Problem statement - Pull each line holding "Sales" out of the entries below.

++++++++++

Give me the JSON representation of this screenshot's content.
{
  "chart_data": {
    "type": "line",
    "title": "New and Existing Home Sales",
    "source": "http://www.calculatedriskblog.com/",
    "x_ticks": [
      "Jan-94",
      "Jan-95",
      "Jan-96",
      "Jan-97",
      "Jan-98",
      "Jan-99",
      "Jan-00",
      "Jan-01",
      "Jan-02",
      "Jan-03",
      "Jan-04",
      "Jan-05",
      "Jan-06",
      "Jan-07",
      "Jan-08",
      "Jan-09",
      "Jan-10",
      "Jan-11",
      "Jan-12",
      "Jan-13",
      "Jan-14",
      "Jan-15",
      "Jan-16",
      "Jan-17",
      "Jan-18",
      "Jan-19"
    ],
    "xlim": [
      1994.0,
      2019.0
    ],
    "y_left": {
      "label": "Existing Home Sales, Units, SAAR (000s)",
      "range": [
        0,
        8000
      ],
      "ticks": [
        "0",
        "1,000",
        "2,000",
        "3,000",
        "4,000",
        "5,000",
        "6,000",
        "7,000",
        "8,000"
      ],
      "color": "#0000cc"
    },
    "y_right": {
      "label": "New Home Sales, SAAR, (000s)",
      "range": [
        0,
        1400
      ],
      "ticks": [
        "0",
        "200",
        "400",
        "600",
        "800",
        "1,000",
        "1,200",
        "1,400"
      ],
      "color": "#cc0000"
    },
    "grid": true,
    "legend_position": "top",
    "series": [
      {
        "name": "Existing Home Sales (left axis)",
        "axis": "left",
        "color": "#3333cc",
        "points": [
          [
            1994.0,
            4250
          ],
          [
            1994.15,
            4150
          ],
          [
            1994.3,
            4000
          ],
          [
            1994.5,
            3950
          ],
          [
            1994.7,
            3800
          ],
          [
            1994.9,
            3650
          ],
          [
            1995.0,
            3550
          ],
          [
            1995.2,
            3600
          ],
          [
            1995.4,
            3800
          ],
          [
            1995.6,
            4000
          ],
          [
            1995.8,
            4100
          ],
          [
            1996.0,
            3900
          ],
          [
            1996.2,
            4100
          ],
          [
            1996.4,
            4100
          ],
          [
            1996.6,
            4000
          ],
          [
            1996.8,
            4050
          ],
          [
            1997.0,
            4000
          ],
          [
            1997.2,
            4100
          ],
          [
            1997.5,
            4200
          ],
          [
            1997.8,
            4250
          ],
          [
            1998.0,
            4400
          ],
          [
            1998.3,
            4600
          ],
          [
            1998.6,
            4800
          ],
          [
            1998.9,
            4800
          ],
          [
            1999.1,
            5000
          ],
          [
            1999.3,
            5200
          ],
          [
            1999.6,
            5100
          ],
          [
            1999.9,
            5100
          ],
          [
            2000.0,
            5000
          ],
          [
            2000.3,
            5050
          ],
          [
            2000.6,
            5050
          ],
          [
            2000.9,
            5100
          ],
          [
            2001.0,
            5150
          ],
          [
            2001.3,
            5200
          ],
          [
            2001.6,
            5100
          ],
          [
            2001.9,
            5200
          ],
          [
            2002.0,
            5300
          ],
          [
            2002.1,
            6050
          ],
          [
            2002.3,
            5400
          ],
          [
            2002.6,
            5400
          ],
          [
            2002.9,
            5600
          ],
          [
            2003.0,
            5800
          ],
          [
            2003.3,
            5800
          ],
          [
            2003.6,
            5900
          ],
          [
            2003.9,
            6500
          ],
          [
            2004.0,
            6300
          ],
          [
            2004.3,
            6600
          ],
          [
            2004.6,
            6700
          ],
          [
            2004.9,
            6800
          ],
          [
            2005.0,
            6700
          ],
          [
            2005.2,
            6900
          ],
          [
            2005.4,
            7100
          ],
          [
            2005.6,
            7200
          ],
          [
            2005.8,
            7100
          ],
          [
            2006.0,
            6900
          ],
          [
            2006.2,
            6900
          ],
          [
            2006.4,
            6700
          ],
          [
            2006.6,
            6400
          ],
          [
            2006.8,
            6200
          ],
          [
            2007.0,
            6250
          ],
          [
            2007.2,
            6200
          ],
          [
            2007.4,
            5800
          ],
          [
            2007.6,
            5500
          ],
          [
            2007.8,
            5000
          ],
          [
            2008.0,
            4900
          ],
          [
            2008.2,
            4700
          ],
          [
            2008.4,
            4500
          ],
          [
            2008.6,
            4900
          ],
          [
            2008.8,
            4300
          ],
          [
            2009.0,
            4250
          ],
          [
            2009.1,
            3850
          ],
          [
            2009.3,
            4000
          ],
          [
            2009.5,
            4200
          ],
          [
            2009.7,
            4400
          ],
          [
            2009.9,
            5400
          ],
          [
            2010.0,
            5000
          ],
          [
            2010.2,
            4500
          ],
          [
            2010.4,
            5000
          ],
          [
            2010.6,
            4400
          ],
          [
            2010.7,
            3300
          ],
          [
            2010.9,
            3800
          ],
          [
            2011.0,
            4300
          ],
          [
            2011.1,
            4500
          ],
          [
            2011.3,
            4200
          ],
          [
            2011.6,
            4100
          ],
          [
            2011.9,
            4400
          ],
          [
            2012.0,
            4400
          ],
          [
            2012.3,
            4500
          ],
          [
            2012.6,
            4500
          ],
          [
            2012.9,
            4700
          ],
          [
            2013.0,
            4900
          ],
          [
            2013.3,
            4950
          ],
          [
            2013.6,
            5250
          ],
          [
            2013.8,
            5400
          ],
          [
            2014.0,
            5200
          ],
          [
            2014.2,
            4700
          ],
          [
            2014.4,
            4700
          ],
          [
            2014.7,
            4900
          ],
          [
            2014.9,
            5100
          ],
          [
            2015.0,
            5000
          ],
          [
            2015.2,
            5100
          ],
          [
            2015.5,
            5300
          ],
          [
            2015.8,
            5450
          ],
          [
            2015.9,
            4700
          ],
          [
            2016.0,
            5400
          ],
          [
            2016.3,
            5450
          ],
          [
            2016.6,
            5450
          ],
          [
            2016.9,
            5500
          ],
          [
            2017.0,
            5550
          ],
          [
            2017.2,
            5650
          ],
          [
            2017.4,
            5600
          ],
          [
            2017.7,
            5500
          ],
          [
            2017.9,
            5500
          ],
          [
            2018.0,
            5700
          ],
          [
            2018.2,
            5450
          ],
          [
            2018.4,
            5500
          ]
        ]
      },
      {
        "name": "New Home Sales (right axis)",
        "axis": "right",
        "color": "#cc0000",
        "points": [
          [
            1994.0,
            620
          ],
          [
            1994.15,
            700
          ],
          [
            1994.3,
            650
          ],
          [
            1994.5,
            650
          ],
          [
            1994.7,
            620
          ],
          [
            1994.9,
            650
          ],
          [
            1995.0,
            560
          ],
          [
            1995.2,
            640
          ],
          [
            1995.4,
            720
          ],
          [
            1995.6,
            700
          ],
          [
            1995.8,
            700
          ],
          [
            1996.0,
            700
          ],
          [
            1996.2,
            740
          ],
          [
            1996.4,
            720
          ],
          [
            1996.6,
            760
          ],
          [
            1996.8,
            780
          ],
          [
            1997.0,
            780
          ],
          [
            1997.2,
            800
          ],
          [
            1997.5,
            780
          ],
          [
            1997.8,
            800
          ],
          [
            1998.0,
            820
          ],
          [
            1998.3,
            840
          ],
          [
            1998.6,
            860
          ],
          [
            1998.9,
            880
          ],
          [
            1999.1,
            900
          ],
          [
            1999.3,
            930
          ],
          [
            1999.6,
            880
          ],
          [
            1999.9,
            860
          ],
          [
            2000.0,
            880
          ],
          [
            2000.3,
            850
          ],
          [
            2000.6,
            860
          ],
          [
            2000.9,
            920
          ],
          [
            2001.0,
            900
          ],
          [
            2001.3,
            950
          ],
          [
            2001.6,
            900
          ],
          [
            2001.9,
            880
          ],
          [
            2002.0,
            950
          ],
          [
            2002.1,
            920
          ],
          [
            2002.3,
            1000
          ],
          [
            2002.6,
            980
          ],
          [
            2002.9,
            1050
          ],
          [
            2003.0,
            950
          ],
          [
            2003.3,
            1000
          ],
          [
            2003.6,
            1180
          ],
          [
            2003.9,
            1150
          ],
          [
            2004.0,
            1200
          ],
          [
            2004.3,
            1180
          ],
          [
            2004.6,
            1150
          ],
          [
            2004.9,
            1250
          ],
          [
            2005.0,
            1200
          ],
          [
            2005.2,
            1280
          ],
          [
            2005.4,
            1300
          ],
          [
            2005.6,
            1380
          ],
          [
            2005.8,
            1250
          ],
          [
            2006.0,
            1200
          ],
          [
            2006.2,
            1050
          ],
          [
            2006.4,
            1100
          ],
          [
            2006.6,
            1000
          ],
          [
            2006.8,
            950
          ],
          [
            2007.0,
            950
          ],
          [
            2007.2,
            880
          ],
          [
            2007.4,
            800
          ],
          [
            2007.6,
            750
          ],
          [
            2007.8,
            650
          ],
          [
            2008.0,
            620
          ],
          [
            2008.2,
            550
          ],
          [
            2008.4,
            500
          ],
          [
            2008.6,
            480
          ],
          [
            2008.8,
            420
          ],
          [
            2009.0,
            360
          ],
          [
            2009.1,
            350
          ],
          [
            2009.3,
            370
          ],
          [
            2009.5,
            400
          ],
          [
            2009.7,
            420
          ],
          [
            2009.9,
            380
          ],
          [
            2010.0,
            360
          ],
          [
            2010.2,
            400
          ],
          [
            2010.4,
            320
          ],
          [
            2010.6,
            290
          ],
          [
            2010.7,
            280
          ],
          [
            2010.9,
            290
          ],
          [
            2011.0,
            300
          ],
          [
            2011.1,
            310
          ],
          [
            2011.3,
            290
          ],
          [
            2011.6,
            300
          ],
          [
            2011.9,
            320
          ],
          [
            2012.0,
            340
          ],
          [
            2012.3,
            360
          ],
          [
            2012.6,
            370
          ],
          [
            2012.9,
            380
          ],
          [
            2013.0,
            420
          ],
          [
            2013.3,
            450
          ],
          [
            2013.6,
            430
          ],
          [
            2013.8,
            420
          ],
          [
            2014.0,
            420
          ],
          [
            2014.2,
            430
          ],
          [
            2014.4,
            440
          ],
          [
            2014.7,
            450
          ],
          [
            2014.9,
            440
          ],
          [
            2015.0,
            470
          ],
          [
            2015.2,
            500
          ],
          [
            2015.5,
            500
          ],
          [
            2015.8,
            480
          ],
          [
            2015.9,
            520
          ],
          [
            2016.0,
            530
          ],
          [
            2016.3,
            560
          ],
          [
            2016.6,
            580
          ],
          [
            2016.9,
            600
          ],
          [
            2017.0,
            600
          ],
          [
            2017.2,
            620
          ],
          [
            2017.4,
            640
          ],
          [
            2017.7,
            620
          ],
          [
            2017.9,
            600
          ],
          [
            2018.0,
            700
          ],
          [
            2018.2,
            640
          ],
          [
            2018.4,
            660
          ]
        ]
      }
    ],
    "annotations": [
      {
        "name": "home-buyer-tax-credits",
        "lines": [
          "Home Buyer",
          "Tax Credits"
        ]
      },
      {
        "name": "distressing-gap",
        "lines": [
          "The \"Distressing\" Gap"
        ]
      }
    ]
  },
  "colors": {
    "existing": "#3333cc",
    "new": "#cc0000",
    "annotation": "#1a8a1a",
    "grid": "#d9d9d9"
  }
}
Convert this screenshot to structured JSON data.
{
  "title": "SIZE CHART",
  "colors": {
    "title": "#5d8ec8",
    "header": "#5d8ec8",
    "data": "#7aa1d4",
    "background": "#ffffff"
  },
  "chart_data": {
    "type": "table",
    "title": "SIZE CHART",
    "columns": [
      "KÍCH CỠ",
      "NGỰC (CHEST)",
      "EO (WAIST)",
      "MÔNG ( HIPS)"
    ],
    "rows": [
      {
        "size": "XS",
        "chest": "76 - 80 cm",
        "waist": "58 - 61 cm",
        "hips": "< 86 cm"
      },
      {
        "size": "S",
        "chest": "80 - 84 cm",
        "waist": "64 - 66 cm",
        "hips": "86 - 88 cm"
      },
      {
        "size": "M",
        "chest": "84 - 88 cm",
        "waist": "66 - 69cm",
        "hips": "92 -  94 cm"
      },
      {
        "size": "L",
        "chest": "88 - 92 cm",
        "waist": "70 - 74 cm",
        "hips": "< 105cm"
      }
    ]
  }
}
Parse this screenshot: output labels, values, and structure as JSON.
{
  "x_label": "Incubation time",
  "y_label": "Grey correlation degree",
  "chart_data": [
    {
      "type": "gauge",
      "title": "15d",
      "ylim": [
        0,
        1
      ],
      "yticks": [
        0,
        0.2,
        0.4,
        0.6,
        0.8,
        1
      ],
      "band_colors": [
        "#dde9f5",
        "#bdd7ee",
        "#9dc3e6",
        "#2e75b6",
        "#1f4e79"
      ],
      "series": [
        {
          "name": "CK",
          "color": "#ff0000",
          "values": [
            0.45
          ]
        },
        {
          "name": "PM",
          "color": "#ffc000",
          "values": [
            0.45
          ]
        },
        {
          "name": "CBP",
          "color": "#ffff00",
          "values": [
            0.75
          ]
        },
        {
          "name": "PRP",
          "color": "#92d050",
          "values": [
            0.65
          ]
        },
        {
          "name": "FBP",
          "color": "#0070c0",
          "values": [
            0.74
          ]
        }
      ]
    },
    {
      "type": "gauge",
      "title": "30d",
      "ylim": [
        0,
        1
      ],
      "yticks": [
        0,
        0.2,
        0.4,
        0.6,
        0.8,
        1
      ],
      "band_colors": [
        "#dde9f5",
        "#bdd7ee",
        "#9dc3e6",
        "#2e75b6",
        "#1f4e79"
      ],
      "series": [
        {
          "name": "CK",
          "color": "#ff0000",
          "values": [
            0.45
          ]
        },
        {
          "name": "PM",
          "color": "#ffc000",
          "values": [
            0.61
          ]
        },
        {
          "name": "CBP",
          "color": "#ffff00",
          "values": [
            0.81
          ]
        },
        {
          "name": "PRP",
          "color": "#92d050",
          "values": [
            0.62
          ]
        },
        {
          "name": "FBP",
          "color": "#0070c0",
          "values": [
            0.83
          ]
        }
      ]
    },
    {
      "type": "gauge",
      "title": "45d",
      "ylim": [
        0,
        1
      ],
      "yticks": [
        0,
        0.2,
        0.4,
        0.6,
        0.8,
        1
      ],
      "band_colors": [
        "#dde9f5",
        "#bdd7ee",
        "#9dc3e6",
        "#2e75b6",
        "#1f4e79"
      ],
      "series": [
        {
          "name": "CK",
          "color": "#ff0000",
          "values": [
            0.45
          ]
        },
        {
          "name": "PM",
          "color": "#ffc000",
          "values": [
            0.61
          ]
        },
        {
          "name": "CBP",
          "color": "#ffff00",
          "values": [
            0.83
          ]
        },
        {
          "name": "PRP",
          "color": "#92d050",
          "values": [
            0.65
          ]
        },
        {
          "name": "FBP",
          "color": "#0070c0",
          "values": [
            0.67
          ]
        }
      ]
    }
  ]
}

++++++++++

Answer to this exercise -
    "title": "New and Existing Home Sales",
      "label": "Existing Home Sales, Units, SAAR (000s)",
      "label": "New Home Sales, SAAR, (000s)",
        "name": "Existing Home Sales (left axis)",
        "name": "New Home Sales (right axis)",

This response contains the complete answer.